• [Stored items]

^^^^

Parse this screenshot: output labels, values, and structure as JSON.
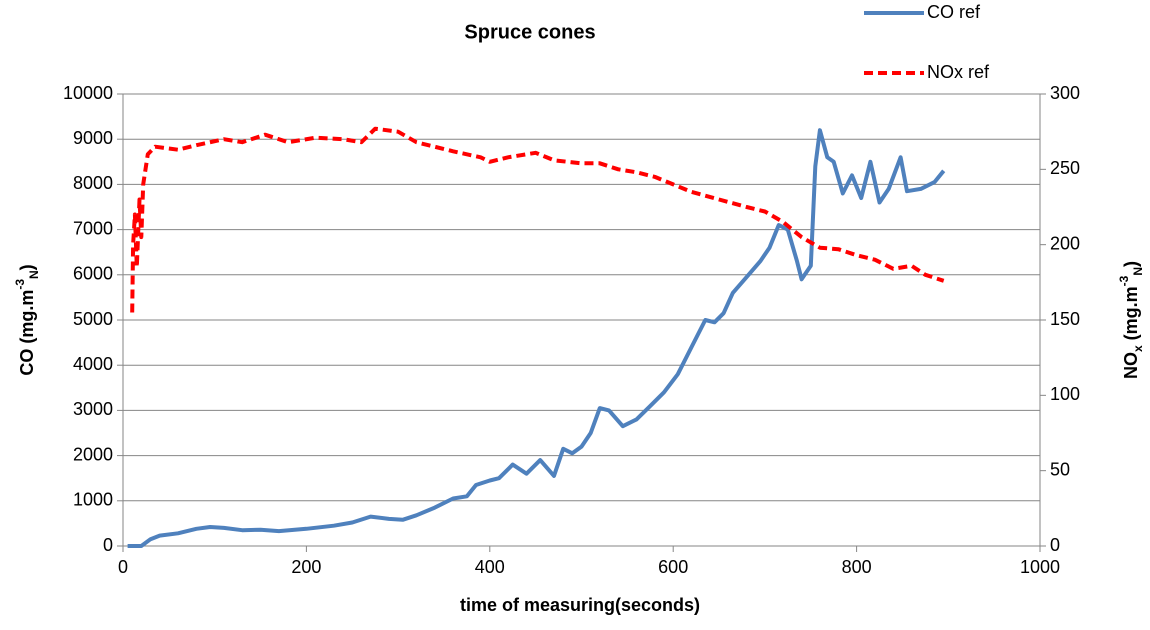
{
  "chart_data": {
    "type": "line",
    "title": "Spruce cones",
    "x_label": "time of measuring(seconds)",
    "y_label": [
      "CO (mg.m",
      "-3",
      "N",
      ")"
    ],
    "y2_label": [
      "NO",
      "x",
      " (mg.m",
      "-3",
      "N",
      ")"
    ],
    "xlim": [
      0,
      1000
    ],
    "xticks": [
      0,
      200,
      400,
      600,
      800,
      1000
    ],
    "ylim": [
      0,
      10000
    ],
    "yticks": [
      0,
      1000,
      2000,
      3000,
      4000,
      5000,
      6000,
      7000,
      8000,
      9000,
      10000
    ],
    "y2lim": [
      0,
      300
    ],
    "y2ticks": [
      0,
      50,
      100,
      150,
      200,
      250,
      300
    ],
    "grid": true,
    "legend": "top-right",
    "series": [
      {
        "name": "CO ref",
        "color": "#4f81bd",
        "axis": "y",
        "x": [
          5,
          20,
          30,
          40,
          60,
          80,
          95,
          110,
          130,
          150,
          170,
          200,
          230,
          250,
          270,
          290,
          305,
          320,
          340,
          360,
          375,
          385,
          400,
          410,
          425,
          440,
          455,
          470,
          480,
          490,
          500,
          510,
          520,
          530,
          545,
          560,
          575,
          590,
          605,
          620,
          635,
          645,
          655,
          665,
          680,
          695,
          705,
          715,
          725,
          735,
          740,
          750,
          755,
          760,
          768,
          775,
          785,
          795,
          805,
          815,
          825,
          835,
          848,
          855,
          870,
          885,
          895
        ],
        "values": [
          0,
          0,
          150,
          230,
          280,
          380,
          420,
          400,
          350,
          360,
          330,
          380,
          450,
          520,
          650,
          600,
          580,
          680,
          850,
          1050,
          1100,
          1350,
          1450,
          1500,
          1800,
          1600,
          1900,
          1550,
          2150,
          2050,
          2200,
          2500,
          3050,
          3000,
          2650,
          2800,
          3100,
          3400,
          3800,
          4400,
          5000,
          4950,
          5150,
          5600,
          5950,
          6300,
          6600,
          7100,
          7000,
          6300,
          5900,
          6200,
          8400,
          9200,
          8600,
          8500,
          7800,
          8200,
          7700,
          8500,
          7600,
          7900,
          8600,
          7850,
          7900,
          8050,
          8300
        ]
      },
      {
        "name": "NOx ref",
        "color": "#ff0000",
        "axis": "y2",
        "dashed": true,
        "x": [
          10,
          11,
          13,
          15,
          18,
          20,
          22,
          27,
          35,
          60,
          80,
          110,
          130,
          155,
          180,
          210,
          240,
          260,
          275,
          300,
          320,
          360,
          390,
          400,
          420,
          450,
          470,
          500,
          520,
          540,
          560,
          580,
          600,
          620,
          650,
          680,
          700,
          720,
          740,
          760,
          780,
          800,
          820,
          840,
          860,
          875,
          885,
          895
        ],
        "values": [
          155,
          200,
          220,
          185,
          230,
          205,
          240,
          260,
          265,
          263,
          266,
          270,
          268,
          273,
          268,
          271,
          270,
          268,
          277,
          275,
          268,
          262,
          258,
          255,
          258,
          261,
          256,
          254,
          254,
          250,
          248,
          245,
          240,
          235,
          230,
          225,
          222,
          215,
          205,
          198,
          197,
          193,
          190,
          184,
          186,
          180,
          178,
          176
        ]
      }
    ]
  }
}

^^^^

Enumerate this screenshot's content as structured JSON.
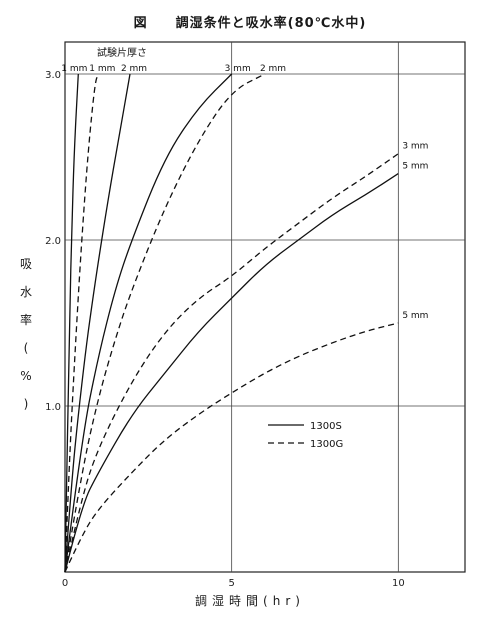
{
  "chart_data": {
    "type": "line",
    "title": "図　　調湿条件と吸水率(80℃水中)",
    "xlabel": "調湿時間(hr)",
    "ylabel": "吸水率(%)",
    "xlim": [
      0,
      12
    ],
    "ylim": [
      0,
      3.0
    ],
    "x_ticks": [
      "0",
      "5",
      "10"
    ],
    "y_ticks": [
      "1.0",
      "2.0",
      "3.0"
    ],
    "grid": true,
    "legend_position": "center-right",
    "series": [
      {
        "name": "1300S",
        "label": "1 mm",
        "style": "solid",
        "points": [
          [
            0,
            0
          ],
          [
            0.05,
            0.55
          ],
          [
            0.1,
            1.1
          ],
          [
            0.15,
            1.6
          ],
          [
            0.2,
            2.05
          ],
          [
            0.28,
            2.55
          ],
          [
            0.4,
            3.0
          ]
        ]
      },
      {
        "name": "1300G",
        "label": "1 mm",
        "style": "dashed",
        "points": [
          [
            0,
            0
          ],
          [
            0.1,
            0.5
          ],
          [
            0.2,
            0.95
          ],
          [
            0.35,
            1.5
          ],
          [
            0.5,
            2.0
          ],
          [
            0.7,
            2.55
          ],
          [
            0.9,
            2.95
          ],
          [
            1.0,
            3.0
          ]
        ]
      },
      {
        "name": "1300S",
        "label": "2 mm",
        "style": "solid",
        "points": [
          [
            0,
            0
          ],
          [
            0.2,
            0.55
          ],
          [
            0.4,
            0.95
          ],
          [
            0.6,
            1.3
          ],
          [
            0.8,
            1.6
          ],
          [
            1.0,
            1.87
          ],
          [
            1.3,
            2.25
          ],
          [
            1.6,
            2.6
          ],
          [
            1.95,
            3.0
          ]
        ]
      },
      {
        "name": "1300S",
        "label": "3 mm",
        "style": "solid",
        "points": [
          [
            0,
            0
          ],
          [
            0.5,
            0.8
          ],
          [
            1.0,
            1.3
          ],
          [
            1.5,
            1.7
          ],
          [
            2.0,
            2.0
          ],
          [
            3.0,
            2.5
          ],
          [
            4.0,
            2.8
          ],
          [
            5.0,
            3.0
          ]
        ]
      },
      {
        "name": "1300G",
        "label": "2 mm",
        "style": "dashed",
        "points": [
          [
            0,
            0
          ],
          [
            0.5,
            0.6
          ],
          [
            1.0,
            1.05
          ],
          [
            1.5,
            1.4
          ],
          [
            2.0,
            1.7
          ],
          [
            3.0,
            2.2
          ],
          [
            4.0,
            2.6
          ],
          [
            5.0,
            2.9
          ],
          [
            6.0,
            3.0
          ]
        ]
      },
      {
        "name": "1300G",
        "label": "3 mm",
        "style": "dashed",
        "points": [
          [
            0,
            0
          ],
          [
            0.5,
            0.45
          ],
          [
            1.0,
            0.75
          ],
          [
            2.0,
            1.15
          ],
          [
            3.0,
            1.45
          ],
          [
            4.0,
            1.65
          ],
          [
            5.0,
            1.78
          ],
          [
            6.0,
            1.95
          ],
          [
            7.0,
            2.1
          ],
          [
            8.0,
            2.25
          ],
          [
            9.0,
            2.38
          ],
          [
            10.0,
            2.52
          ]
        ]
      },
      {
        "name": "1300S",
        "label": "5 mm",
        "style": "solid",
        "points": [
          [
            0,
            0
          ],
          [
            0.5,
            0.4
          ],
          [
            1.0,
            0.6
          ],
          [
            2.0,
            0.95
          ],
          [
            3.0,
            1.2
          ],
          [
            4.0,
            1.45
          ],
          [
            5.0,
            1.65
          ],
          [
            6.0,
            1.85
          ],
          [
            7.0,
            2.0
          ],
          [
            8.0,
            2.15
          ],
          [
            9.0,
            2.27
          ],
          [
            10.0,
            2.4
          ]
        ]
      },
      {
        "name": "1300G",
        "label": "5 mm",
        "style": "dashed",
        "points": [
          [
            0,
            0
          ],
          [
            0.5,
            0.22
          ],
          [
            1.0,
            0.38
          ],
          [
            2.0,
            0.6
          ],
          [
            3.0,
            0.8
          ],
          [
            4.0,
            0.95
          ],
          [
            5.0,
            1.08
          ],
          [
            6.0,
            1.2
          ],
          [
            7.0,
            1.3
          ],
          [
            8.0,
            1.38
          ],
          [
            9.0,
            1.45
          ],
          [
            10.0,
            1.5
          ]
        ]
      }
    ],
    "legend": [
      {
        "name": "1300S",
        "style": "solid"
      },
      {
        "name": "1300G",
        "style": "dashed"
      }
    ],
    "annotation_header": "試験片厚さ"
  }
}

^^^^

• [Work to complete] Gather every line from the listing above in which "this" appears, and copy those lines.

• [The result]
Parse this screenshot: output labels, values, and structure as JSON.
Enumerate this screenshot's content as structured JSON.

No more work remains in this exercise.